Saved data entries:

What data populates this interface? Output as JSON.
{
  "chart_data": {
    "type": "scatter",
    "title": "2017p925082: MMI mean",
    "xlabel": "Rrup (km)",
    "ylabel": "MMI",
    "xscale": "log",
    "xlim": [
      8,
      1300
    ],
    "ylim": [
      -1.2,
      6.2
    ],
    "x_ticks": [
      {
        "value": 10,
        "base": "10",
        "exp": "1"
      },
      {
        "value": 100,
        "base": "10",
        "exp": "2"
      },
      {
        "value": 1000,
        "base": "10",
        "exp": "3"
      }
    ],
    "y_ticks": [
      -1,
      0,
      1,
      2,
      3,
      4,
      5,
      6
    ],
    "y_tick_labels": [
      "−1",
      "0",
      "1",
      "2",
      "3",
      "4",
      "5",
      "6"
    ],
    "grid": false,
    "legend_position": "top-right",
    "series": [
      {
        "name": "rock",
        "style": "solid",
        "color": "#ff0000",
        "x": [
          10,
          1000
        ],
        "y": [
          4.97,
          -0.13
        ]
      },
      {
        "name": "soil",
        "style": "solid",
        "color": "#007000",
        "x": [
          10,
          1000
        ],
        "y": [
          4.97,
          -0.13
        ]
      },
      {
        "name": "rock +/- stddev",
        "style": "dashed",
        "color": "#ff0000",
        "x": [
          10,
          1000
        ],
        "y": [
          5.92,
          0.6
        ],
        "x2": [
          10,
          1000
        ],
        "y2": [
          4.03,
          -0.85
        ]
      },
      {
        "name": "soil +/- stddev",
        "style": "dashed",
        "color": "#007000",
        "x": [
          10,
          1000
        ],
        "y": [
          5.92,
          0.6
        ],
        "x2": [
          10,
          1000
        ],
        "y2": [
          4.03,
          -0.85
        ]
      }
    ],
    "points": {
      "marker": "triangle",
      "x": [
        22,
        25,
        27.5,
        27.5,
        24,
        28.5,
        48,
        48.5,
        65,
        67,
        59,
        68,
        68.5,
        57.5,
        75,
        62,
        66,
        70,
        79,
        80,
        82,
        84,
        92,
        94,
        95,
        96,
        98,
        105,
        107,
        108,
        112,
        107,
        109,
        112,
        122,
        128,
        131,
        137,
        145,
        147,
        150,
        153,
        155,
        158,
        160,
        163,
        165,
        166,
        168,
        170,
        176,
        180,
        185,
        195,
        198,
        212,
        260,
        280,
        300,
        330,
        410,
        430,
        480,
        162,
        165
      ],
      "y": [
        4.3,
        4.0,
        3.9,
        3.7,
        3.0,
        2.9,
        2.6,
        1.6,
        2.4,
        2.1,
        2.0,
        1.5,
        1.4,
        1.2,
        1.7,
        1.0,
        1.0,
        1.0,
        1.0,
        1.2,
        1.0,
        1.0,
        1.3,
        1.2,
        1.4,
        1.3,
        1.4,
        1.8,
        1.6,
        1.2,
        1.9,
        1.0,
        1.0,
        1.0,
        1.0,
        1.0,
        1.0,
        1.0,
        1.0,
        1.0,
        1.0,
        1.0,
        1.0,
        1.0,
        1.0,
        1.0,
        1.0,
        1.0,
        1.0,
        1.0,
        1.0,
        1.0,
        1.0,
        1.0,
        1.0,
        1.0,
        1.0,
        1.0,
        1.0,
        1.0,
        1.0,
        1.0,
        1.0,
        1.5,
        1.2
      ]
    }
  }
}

REQUIRED TASK: Pick every line with "name" in it and copy it.

ANSWER FOR THE TASK:
        "name": "rock",
        "name": "soil",
        "name": "rock +/- stddev",
        "name": "soil +/- stddev",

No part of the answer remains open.